WHAT IS EXPECTED:
Print the entries verbatim, leaving out the images they contain.

DATA LINES:
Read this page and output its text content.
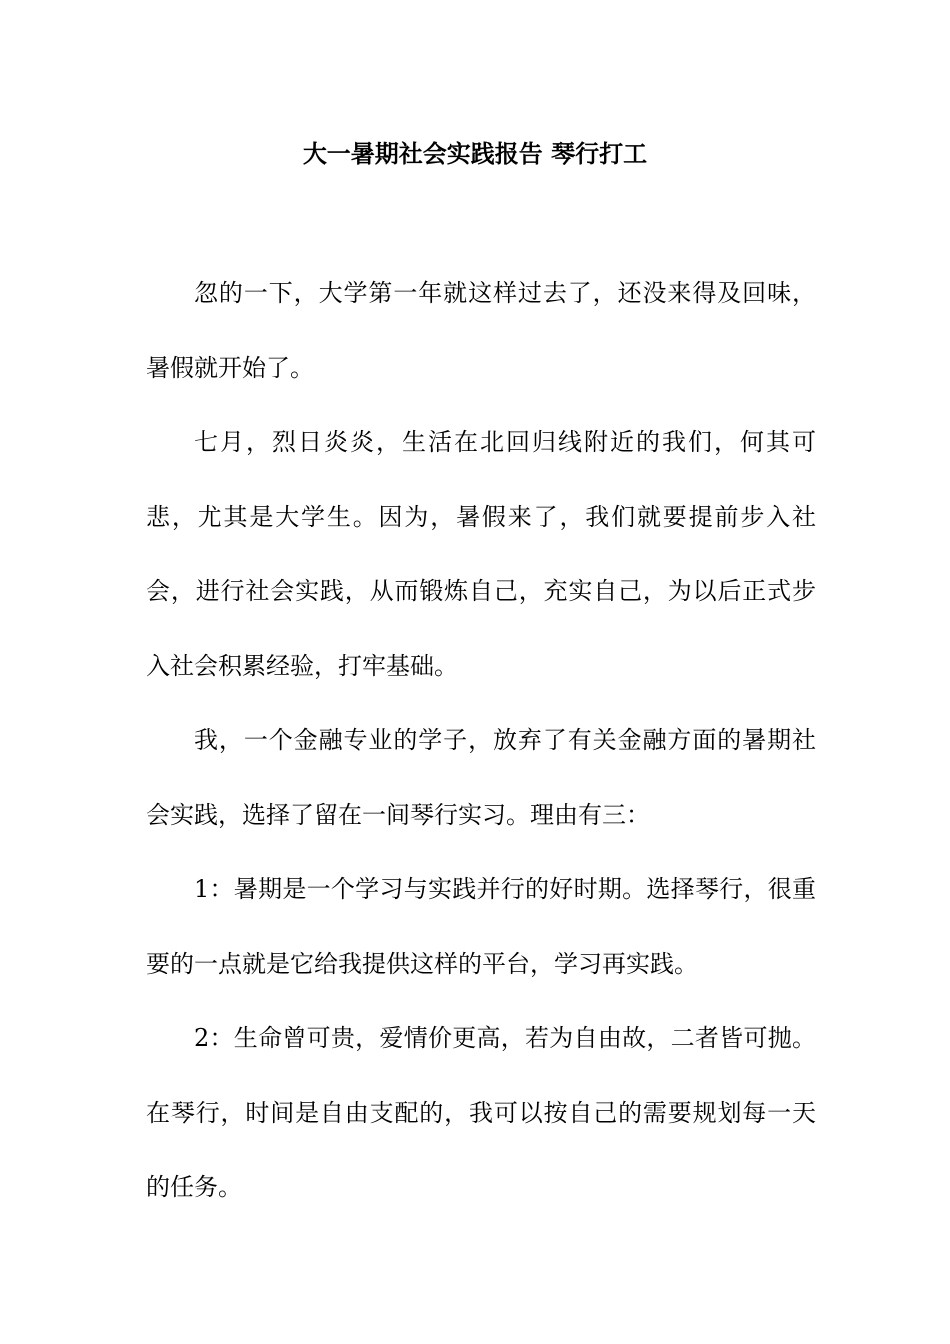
大一暑期社会实践报告 琴行打工

忽的一下，大学第一年就这样过去了，还没来得及回味，暑假就开始了。

七月，烈日炎炎，生活在北回归线附近的我们，何其可悲，尤其是大学生。因为，暑假来了，我们就要提前步入社会，进行社会实践，从而锻炼自己，充实自己，为以后正式步入社会积累经验，打牢基础。

我，一个金融专业的学子，放弃了有关金融方面的暑期社会实践，选择了留在一间琴行实习。理由有三：

1：暑期是一个学习与实践并行的好时期。选择琴行，很重要的一点就是它给我提供这样的平台，学习再实践。

2：生命曾可贵，爱情价更高，若为自由故，二者皆可抛。在琴行，时间是自由支配的，我可以按自己的需要规划每一天的任务。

RESULT OF THE EXERCISE:
Read this page and output its text content.
大一暑期社会实践报告 琴行打工

忽的一下，大学第一年就这样过去了，还没来得及回味，暑假就开始了。

七月，烈日炎炎，生活在北回归线附近的我们，何其可悲，尤其是大学生。因为，暑假来了，我们就要提前步入社会，进行社会实践，从而锻炼自己，充实自己，为以后正式步入社会积累经验，打牢基础。

我，一个金融专业的学子，放弃了有关金融方面的暑期社会实践，选择了留在一间琴行实习。理由有三：

1：暑期是一个学习与实践并行的好时期。选择琴行，很重要的一点就是它给我提供这样的平台，学习再实践。

2：生命曾可贵，爱情价更高，若为自由故，二者皆可抛。在琴行，时间是自由支配的，我可以按自己的需要规划每一天的任务。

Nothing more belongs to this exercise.